## Aim
Find the lines with "нарушением" in them and copy them out.

## Items
Begin
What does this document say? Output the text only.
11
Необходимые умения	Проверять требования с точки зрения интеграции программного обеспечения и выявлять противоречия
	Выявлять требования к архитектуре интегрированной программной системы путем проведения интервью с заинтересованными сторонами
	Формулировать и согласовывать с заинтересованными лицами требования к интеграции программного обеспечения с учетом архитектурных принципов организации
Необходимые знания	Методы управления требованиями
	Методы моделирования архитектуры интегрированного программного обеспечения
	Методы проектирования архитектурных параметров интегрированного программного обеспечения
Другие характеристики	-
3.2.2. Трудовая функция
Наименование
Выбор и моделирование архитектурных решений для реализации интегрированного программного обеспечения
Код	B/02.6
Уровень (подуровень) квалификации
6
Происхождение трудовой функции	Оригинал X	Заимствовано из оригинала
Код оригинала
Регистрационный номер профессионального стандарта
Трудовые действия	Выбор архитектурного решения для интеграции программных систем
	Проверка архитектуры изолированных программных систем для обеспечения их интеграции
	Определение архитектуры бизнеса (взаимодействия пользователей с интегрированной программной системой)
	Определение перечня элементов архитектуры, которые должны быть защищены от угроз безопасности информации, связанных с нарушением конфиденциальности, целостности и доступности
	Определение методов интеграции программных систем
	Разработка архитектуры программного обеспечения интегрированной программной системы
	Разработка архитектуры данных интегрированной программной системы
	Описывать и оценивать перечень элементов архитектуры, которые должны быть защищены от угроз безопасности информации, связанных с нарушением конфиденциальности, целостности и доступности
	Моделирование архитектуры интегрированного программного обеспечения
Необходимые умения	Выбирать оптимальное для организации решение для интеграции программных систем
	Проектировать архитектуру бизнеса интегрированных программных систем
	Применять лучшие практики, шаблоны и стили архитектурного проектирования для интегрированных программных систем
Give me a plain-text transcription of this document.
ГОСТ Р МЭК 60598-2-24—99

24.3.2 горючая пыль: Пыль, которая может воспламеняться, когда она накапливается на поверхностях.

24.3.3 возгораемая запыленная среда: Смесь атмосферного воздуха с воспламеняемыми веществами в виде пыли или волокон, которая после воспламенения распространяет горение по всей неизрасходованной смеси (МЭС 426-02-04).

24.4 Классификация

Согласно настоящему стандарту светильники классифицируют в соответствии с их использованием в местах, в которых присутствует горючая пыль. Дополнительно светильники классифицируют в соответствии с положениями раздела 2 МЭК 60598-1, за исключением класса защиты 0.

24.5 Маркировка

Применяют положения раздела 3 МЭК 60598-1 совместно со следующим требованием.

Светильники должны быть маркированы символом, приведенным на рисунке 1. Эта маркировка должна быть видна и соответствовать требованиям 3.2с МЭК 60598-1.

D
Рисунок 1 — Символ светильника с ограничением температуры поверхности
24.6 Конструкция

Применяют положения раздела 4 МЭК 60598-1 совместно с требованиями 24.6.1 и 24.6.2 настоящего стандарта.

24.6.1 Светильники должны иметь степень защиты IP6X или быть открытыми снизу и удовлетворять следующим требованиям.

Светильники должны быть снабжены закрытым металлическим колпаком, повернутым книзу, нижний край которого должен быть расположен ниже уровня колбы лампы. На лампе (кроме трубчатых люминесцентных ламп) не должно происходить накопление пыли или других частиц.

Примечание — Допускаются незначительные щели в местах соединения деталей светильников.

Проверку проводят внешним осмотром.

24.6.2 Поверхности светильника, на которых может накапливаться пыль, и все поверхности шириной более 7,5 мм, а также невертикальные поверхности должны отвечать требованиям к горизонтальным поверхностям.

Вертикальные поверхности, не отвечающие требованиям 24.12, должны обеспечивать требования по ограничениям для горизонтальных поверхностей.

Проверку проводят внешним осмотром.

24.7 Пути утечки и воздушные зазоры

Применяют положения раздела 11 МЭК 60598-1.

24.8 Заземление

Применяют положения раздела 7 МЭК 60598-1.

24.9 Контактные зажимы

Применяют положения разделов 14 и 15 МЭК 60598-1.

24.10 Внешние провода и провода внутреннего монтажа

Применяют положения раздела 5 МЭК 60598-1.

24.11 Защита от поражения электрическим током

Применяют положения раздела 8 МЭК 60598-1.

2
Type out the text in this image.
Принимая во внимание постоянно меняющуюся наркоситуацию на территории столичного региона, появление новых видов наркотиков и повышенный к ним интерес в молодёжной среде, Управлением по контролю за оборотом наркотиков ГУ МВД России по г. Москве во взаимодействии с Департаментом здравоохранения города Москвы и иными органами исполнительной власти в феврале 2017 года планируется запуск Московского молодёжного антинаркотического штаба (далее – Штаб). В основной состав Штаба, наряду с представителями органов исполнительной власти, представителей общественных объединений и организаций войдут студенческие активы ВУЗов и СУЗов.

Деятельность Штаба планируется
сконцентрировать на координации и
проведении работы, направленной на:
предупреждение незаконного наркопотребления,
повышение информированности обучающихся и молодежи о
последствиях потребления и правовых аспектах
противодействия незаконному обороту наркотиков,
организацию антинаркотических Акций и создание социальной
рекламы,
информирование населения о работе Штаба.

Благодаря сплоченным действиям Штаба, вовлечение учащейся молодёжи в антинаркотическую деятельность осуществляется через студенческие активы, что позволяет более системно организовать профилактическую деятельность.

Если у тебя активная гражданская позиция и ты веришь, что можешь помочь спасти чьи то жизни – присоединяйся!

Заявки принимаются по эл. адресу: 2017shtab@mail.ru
End
## Output of the exercise
	Определение перечня элементов архитектуры, которые должны быть защищены от угроз безопасности информации, связанных с нарушением конфиденциальности, целостности и доступности
	Описывать и оценивать перечень элементов архитектуры, которые должны быть защищены от угроз безопасности информации, связанных с нарушением конфиденциальности, целостности и доступности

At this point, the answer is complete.